Given instruction: Print every line of the listing below verbatim, leaving out any pictures.

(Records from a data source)
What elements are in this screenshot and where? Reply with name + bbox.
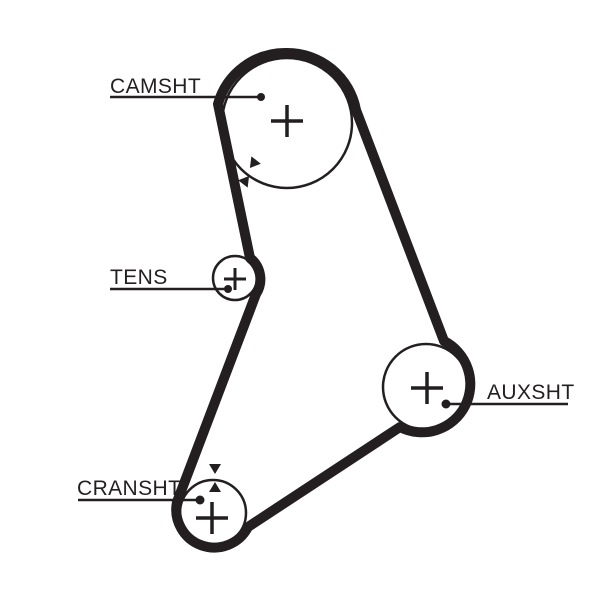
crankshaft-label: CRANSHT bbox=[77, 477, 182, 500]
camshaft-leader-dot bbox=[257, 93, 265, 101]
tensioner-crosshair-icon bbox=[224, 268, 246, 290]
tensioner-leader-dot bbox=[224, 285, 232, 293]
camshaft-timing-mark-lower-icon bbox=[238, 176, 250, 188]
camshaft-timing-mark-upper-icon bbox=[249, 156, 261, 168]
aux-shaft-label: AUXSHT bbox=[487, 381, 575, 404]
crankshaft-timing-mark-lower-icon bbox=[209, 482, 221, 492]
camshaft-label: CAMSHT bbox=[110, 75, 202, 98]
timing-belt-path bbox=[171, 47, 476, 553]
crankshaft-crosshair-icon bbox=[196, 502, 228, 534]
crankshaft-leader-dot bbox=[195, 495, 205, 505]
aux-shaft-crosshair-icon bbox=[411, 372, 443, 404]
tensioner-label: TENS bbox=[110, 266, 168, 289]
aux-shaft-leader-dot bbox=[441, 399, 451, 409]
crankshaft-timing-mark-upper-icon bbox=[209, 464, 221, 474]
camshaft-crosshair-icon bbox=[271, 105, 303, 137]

Exercise result:
What elements are in this screenshot and where? Reply with name + bbox.
crankshaft-label: CRANSHT bbox=[77, 477, 182, 500]
camshaft-leader-dot bbox=[257, 93, 265, 101]
tensioner-crosshair-icon bbox=[224, 268, 246, 290]
tensioner-leader-dot bbox=[224, 285, 232, 293]
camshaft-timing-mark-lower-icon bbox=[238, 176, 250, 188]
camshaft-timing-mark-upper-icon bbox=[249, 156, 261, 168]
aux-shaft-label: AUXSHT bbox=[487, 381, 575, 404]
crankshaft-timing-mark-lower-icon bbox=[209, 482, 221, 492]
camshaft-label: CAMSHT bbox=[110, 75, 202, 98]
timing-belt-path bbox=[171, 47, 476, 553]
crankshaft-crosshair-icon bbox=[196, 502, 228, 534]
crankshaft-leader-dot bbox=[195, 495, 205, 505]
aux-shaft-crosshair-icon bbox=[411, 372, 443, 404]
tensioner-label: TENS bbox=[110, 266, 168, 289]
aux-shaft-leader-dot bbox=[441, 399, 451, 409]
crankshaft-timing-mark-upper-icon bbox=[209, 464, 221, 474]
camshaft-crosshair-icon bbox=[271, 105, 303, 137]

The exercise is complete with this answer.